_What the task requires_
Reproduce the records that follow in full, excluding any picture they contain.

_Given data_
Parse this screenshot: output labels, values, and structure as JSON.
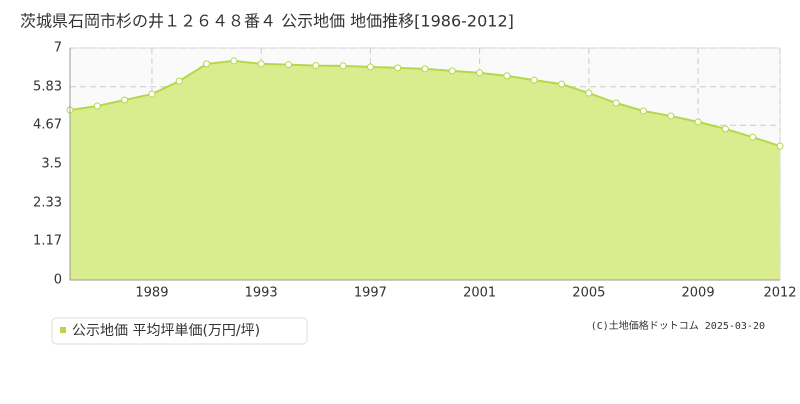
{
  "chart_data": {
    "type": "area",
    "title": "茨城県石岡市杉の井１２６４８番４ 公示地価 地価推移[1986-2012]",
    "x": [
      1986,
      1987,
      1988,
      1989,
      1990,
      1991,
      1992,
      1993,
      1994,
      1995,
      1996,
      1997,
      1998,
      1999,
      2000,
      2001,
      2002,
      2003,
      2004,
      2005,
      2006,
      2007,
      2008,
      2009,
      2010,
      2011,
      2012
    ],
    "series": [
      {
        "name": "公示地価 平均坪単価(万円/坪)",
        "color": "#b5d84a",
        "fill": "#d9ed8f",
        "values": [
          5.13,
          5.25,
          5.43,
          5.61,
          6.0,
          6.52,
          6.61,
          6.52,
          6.5,
          6.47,
          6.46,
          6.43,
          6.4,
          6.37,
          6.31,
          6.25,
          6.16,
          6.03,
          5.91,
          5.64,
          5.34,
          5.1,
          4.95,
          4.77,
          4.56,
          4.31,
          4.04
        ]
      }
    ],
    "xlim": [
      1986,
      2012
    ],
    "xticks": [
      1989,
      1993,
      1997,
      2001,
      2005,
      2009,
      2012
    ],
    "ylim": [
      0,
      7
    ],
    "yticks": [
      0,
      1.17,
      2.33,
      3.5,
      4.67,
      5.83,
      7
    ],
    "grid": true,
    "annotation": "(C)土地価格ドットコム 2025-03-20"
  }
}
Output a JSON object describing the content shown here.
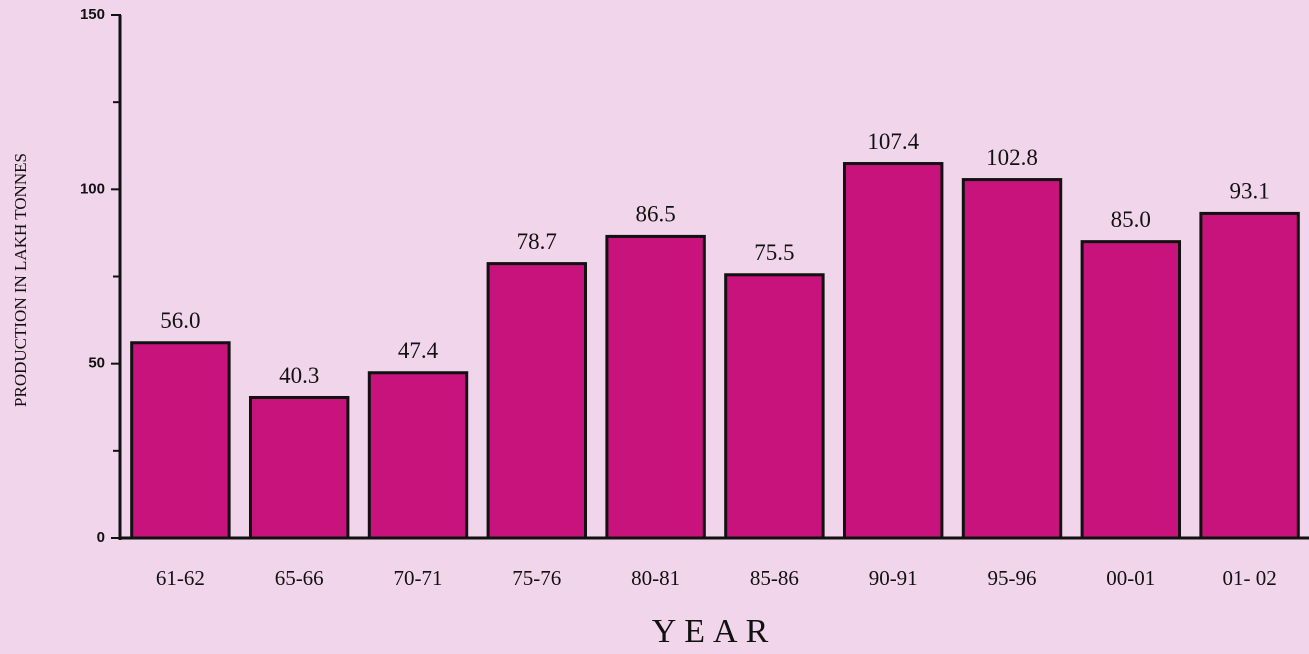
{
  "chart_data": {
    "type": "bar",
    "x_label": "YEAR",
    "y_label": "PRODUCTION IN LAKH TONNES",
    "categories": [
      "61-62",
      "65-66",
      "70-71",
      "75-76",
      "80-81",
      "85-86",
      "90-91",
      "95-96",
      "00-01",
      "01- 02"
    ],
    "values": [
      56.0,
      40.3,
      47.4,
      78.7,
      86.5,
      75.5,
      107.4,
      102.8,
      85.0,
      93.1
    ],
    "value_labels": [
      "56.0",
      "40.3",
      "47.4",
      "78.7",
      "86.5",
      "75.5",
      "107.4",
      "102.8",
      "85.0",
      "93.1"
    ],
    "color": "#c8127c",
    "ylim": [
      0,
      150
    ],
    "yticks": [
      0,
      50,
      100,
      150
    ],
    "yminorticks": [
      25,
      75,
      125
    ]
  }
}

_Complete output_
Parse this screenshot: output labels, values, and structure as JSON.
{
  "chart_data": {
    "type": "area",
    "title": "茨城県石岡市杉の井１２６４８番４ 公示地価 地価推移[1986-2012]",
    "x": [
      1986,
      1987,
      1988,
      1989,
      1990,
      1991,
      1992,
      1993,
      1994,
      1995,
      1996,
      1997,
      1998,
      1999,
      2000,
      2001,
      2002,
      2003,
      2004,
      2005,
      2006,
      2007,
      2008,
      2009,
      2010,
      2011,
      2012
    ],
    "series": [
      {
        "name": "公示地価 平均坪単価(万円/坪)",
        "color": "#b5d84a",
        "fill": "#d9ed8f",
        "values": [
          5.13,
          5.25,
          5.43,
          5.61,
          6.0,
          6.52,
          6.61,
          6.52,
          6.5,
          6.47,
          6.46,
          6.43,
          6.4,
          6.37,
          6.31,
          6.25,
          6.16,
          6.03,
          5.91,
          5.64,
          5.34,
          5.1,
          4.95,
          4.77,
          4.56,
          4.31,
          4.04
        ]
      }
    ],
    "xlim": [
      1986,
      2012
    ],
    "xticks": [
      1989,
      1993,
      1997,
      2001,
      2005,
      2009,
      2012
    ],
    "ylim": [
      0,
      7
    ],
    "yticks": [
      0,
      1.17,
      2.33,
      3.5,
      4.67,
      5.83,
      7
    ],
    "grid": true,
    "annotation": "(C)土地価格ドットコム 2025-03-20"
  }
}
Output a JSON object describing the content shown here.
{
  "chart_data": {
    "type": "bar",
    "x_label": "YEAR",
    "y_label": "PRODUCTION IN LAKH TONNES",
    "categories": [
      "61-62",
      "65-66",
      "70-71",
      "75-76",
      "80-81",
      "85-86",
      "90-91",
      "95-96",
      "00-01",
      "01- 02"
    ],
    "values": [
      56.0,
      40.3,
      47.4,
      78.7,
      86.5,
      75.5,
      107.4,
      102.8,
      85.0,
      93.1
    ],
    "value_labels": [
      "56.0",
      "40.3",
      "47.4",
      "78.7",
      "86.5",
      "75.5",
      "107.4",
      "102.8",
      "85.0",
      "93.1"
    ],
    "color": "#c8127c",
    "ylim": [
      0,
      150
    ],
    "yticks": [
      0,
      50,
      100,
      150
    ],
    "yminorticks": [
      25,
      75,
      125
    ]
  }
}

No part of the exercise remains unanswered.